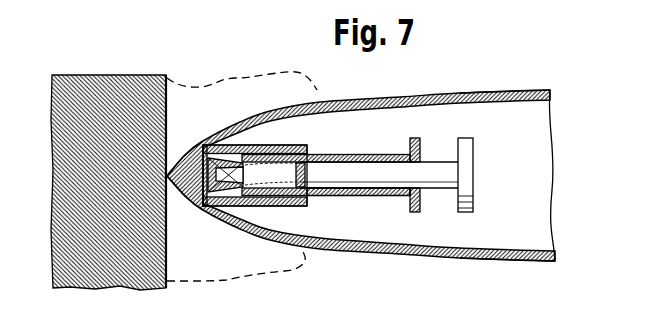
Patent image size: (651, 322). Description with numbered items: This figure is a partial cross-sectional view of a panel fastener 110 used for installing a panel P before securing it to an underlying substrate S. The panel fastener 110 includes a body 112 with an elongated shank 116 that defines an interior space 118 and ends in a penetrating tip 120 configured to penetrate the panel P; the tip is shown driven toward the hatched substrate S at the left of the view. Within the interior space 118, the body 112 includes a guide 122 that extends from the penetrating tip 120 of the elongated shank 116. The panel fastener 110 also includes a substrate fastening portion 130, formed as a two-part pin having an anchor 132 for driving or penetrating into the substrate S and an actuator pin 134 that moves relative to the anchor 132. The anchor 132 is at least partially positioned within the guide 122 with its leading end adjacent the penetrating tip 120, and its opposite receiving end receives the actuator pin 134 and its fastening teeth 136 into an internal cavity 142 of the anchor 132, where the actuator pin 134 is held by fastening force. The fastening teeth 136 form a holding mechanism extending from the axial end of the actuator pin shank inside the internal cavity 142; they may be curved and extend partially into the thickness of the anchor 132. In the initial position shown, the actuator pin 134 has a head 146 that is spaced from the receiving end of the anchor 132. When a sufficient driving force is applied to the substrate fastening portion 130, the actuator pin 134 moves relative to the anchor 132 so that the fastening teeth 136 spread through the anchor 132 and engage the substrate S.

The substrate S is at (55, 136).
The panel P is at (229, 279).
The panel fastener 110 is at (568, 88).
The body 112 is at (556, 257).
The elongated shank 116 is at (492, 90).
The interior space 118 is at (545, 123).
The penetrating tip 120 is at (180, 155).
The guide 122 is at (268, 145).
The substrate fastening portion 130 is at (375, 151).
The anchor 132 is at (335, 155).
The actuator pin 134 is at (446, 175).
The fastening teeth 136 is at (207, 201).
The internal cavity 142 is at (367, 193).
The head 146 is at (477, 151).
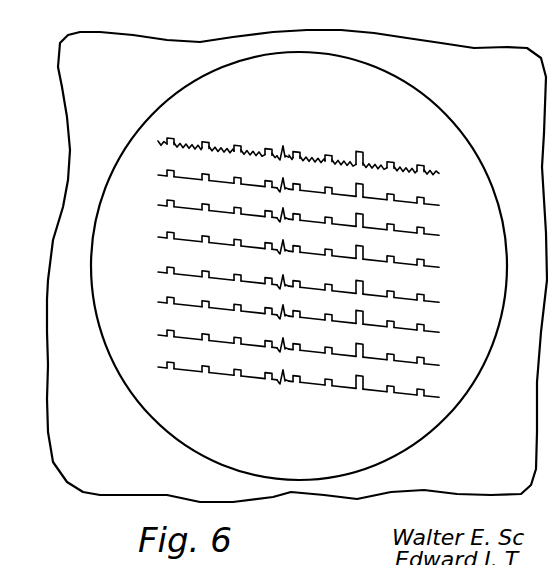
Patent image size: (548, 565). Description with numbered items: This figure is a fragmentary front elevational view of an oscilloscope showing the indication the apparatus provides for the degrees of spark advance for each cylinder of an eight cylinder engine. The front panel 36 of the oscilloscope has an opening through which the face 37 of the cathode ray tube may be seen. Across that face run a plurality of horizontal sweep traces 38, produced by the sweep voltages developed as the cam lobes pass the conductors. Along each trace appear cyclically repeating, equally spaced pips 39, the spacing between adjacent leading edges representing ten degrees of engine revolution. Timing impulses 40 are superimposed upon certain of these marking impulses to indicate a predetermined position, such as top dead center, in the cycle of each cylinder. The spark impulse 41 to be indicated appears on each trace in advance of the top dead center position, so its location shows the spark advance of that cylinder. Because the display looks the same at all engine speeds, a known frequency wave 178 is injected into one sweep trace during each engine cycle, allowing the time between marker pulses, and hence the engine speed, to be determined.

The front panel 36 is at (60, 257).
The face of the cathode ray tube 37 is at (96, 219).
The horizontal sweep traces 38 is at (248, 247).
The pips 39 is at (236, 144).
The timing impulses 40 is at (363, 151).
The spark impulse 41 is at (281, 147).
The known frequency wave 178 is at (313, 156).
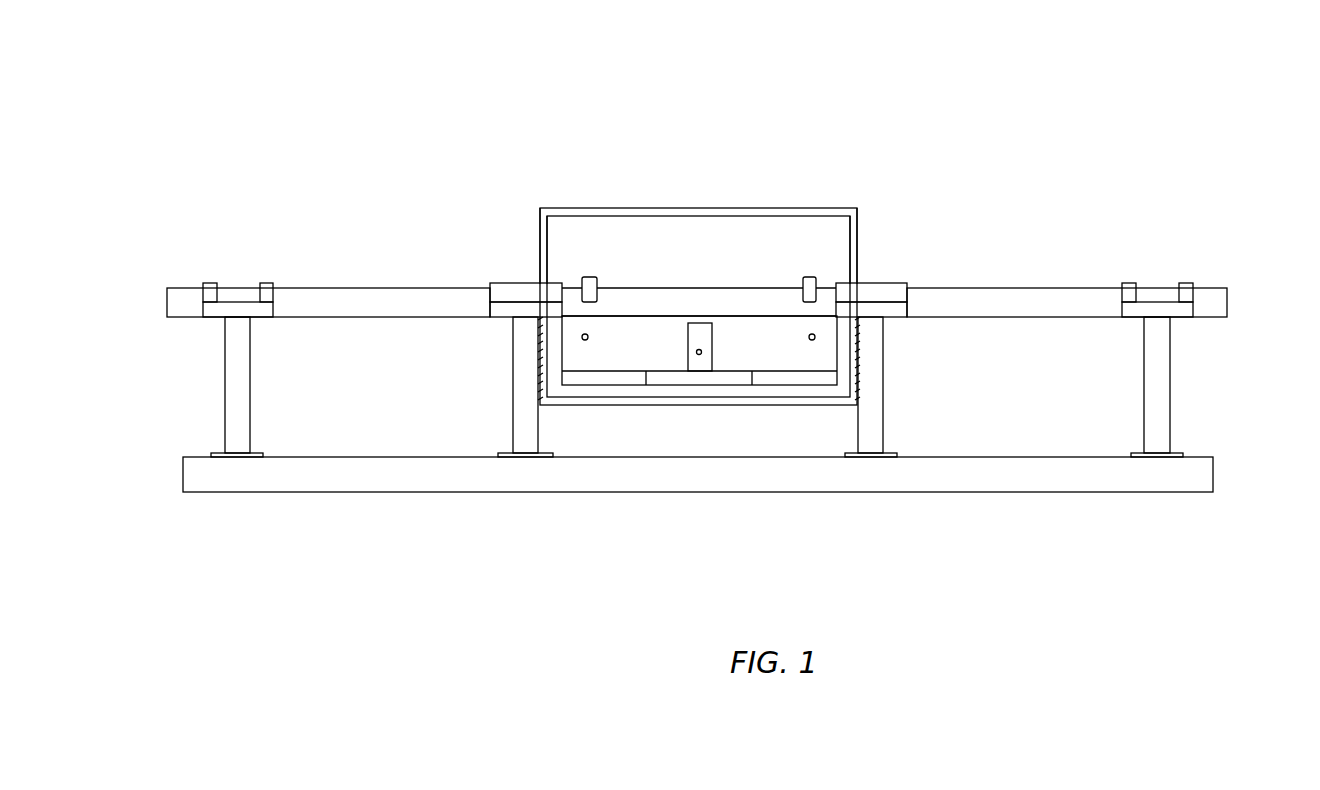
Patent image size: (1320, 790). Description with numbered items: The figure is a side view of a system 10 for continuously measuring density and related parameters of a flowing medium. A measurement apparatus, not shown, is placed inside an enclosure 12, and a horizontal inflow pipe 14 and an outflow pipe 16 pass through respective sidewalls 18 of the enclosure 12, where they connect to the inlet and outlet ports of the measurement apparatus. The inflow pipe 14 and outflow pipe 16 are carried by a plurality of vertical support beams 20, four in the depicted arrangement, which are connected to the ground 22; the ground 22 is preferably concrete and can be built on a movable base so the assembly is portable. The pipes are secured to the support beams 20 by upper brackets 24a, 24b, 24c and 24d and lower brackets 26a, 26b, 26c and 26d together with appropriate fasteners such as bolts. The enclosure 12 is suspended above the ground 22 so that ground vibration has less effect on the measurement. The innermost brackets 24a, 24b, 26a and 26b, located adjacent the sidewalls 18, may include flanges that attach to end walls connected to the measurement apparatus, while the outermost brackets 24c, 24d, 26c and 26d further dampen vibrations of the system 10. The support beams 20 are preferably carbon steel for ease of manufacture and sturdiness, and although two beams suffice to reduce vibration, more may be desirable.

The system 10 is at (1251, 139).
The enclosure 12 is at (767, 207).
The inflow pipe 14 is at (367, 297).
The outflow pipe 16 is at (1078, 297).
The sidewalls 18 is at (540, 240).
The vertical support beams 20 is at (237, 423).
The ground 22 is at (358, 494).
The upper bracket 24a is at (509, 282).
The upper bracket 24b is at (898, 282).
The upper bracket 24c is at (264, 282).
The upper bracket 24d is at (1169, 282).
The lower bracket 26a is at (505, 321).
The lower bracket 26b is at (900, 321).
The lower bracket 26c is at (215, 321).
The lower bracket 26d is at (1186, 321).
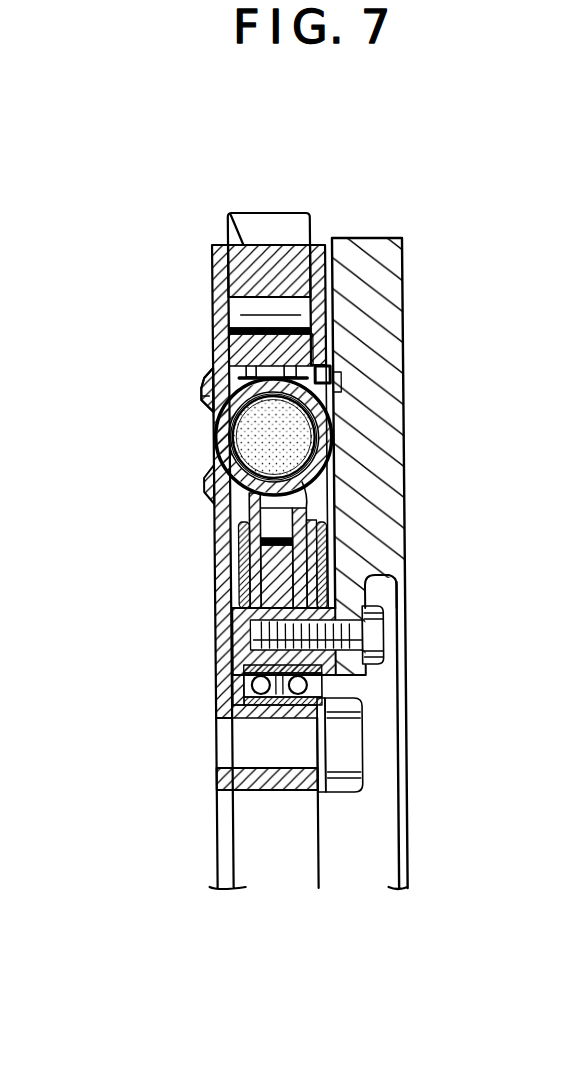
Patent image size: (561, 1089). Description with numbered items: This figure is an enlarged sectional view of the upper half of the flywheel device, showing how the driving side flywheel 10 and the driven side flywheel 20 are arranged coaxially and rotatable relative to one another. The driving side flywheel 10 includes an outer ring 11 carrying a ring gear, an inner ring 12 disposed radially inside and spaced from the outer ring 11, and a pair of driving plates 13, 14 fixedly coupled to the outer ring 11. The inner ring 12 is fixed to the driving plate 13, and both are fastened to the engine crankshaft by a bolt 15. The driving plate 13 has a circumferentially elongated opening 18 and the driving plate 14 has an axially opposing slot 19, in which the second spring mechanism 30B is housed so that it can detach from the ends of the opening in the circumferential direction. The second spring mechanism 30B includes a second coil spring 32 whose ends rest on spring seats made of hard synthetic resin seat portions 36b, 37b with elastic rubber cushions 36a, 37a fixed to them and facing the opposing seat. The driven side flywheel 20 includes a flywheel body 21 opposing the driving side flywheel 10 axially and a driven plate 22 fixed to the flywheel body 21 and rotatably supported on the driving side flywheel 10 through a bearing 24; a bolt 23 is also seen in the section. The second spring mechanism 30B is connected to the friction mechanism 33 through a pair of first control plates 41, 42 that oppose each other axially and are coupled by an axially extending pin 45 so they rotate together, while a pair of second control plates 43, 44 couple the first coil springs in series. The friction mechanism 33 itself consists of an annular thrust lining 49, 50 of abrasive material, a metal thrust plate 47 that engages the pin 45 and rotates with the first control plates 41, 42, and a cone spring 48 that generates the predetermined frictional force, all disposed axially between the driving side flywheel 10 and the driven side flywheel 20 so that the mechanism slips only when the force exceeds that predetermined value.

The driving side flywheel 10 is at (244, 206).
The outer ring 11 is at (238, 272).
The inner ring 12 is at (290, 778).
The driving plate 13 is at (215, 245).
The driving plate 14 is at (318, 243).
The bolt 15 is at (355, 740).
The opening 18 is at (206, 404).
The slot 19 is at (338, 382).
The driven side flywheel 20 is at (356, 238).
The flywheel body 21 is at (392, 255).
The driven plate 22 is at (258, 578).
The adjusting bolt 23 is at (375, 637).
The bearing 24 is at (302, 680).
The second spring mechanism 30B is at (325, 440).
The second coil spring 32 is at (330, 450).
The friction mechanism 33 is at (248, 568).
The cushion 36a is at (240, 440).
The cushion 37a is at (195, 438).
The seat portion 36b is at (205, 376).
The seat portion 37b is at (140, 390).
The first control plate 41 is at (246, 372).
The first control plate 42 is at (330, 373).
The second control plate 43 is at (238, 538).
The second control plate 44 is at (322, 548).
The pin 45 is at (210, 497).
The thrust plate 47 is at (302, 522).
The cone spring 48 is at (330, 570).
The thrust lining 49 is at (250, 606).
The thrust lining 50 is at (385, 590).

+ + + +

= Set exercise =
Reproduce all the data above word for word, leaving out the pictures.

= Task solution =
Patent image size: (651, 322). Description with numbered items: This figure is a partial cross-sectional view of a panel fastener 110 used for installing a panel P before securing it to an underlying substrate S. The panel fastener 110 includes a body 112 with an elongated shank 116 that defines an interior space 118 and ends in a penetrating tip 120 configured to penetrate the panel P; the tip is shown driven toward the hatched substrate S at the left of the view. Within the interior space 118, the body 112 includes a guide 122 that extends from the penetrating tip 120 of the elongated shank 116. The panel fastener 110 also includes a substrate fastening portion 130, formed as a two-part pin having an anchor 132 for driving or penetrating into the substrate S and an actuator pin 134 that moves relative to the anchor 132. The anchor 132 is at least partially positioned within the guide 122 with its leading end adjacent the penetrating tip 120, and its opposite receiving end receives the actuator pin 134 and its fastening teeth 136 into an internal cavity 142 of the anchor 132, where the actuator pin 134 is held by fastening force. The fastening teeth 136 form a holding mechanism extending from the axial end of the actuator pin shank inside the internal cavity 142; they may be curved and extend partially into the thickness of the anchor 132. In the initial position shown, the actuator pin 134 has a head 146 that is spaced from the receiving end of the anchor 132. When a sufficient driving force is applied to the substrate fastening portion 130, the actuator pin 134 moves relative to the anchor 132 so that the fastening teeth 136 spread through the anchor 132 and engage the substrate S.

The substrate S is at (55, 136).
The panel P is at (229, 279).
The panel fastener 110 is at (568, 88).
The body 112 is at (556, 257).
The elongated shank 116 is at (492, 90).
The interior space 118 is at (545, 123).
The penetrating tip 120 is at (180, 155).
The guide 122 is at (268, 145).
The substrate fastening portion 130 is at (375, 151).
The anchor 132 is at (335, 155).
The actuator pin 134 is at (446, 175).
The fastening teeth 136 is at (207, 201).
The internal cavity 142 is at (367, 193).
The head 146 is at (477, 151).
Patent image size: (548, 565). Description with numbered items: This figure is a fragmentary front elevational view of an oscilloscope showing the indication the apparatus provides for the degrees of spark advance for each cylinder of an eight cylinder engine. The front panel 36 of the oscilloscope has an opening through which the face 37 of the cathode ray tube may be seen. Across that face run a plurality of horizontal sweep traces 38, produced by the sweep voltages developed as the cam lobes pass the conductors. Along each trace appear cyclically repeating, equally spaced pips 39, the spacing between adjacent leading edges representing ten degrees of engine revolution. Timing impulses 40 are superimposed upon certain of these marking impulses to indicate a predetermined position, such as top dead center, in the cycle of each cylinder. The spark impulse 41 to be indicated appears on each trace in advance of the top dead center position, so its location shows the spark advance of that cylinder. Because the display looks the same at all engine speeds, a known frequency wave 178 is injected into one sweep trace during each engine cycle, allowing the time between marker pulses, and hence the engine speed, to be determined.

The front panel 36 is at (60, 257).
The face of the cathode ray tube 37 is at (96, 219).
The horizontal sweep traces 38 is at (248, 247).
The pips 39 is at (236, 144).
The timing impulses 40 is at (363, 151).
The spark impulse 41 is at (281, 147).
The known frequency wave 178 is at (313, 156).
Patent image size: (1320, 790). Description with numbered items: The figure is a side view of a system 10 for continuously measuring density and related parameters of a flowing medium. A measurement apparatus, not shown, is placed inside an enclosure 12, and a horizontal inflow pipe 14 and an outflow pipe 16 pass through respective sidewalls 18 of the enclosure 12, where they connect to the inlet and outlet ports of the measurement apparatus. The inflow pipe 14 and outflow pipe 16 are carried by a plurality of vertical support beams 20, four in the depicted arrangement, which are connected to the ground 22; the ground 22 is preferably concrete and can be built on a movable base so the assembly is portable. The pipes are secured to the support beams 20 by upper brackets 24a, 24b, 24c and 24d and lower brackets 26a, 26b, 26c and 26d together with appropriate fasteners such as bolts. The enclosure 12 is suspended above the ground 22 so that ground vibration has less effect on the measurement. The innermost brackets 24a, 24b, 26a and 26b, located adjacent the sidewalls 18, may include flanges that attach to end walls connected to the measurement apparatus, while the outermost brackets 24c, 24d, 26c and 26d further dampen vibrations of the system 10. The support beams 20 are preferably carbon steel for ease of manufacture and sturdiness, and although two beams suffice to reduce vibration, more may be desirable.

The system 10 is at (1251, 139).
The enclosure 12 is at (767, 207).
The inflow pipe 14 is at (367, 297).
The outflow pipe 16 is at (1078, 297).
The sidewalls 18 is at (540, 240).
The vertical support beams 20 is at (237, 423).
The ground 22 is at (358, 494).
The upper bracket 24a is at (509, 282).
The upper bracket 24b is at (898, 282).
The upper bracket 24c is at (264, 282).
The upper bracket 24d is at (1169, 282).
The lower bracket 26a is at (505, 321).
The lower bracket 26b is at (900, 321).
The lower bracket 26c is at (215, 321).
The lower bracket 26d is at (1186, 321).
Patent image size: (561, 1089). Description with numbered items: This figure is an enlarged sectional view of the upper half of the flywheel device, showing how the driving side flywheel 10 and the driven side flywheel 20 are arranged coaxially and rotatable relative to one another. The driving side flywheel 10 includes an outer ring 11 carrying a ring gear, an inner ring 12 disposed radially inside and spaced from the outer ring 11, and a pair of driving plates 13, 14 fixedly coupled to the outer ring 11. The inner ring 12 is fixed to the driving plate 13, and both are fastened to the engine crankshaft by a bolt 15. The driving plate 13 has a circumferentially elongated opening 18 and the driving plate 14 has an axially opposing slot 19, in which the second spring mechanism 30B is housed so that it can detach from the ends of the opening in the circumferential direction. The second spring mechanism 30B includes a second coil spring 32 whose ends rest on spring seats made of hard synthetic resin seat portions 36b, 37b with elastic rubber cushions 36a, 37a fixed to them and facing the opposing seat. The driven side flywheel 20 includes a flywheel body 21 opposing the driving side flywheel 10 axially and a driven plate 22 fixed to the flywheel body 21 and rotatably supported on the driving side flywheel 10 through a bearing 24; a bolt 23 is also seen in the section. The second spring mechanism 30B is connected to the friction mechanism 33 through a pair of first control plates 41, 42 that oppose each other axially and are coupled by an axially extending pin 45 so they rotate together, while a pair of second control plates 43, 44 couple the first coil springs in series. The friction mechanism 33 itself consists of an annular thrust lining 49, 50 of abrasive material, a metal thrust plate 47 that engages the pin 45 and rotates with the first control plates 41, 42, and a cone spring 48 that generates the predetermined frictional force, all disposed axially between the driving side flywheel 10 and the driven side flywheel 20 so that the mechanism slips only when the force exceeds that predetermined value.

The driving side flywheel 10 is at (244, 206).
The outer ring 11 is at (238, 272).
The inner ring 12 is at (290, 778).
The driving plate 13 is at (215, 245).
The driving plate 14 is at (318, 243).
The bolt 15 is at (355, 740).
The opening 18 is at (206, 404).
The slot 19 is at (338, 382).
The driven side flywheel 20 is at (356, 238).
The flywheel body 21 is at (392, 255).
The driven plate 22 is at (258, 578).
The adjusting bolt 23 is at (375, 637).
The bearing 24 is at (302, 680).
The second spring mechanism 30B is at (325, 440).
The second coil spring 32 is at (330, 450).
The friction mechanism 33 is at (248, 568).
The cushion 36a is at (240, 440).
The cushion 37a is at (195, 438).
The seat portion 36b is at (205, 376).
The seat portion 37b is at (140, 390).
The first control plate 41 is at (246, 372).
The first control plate 42 is at (330, 373).
The second control plate 43 is at (238, 538).
The second control plate 44 is at (322, 548).
The pin 45 is at (210, 497).
The thrust plate 47 is at (302, 522).
The cone spring 48 is at (330, 570).
The thrust lining 49 is at (250, 606).
The thrust lining 50 is at (385, 590).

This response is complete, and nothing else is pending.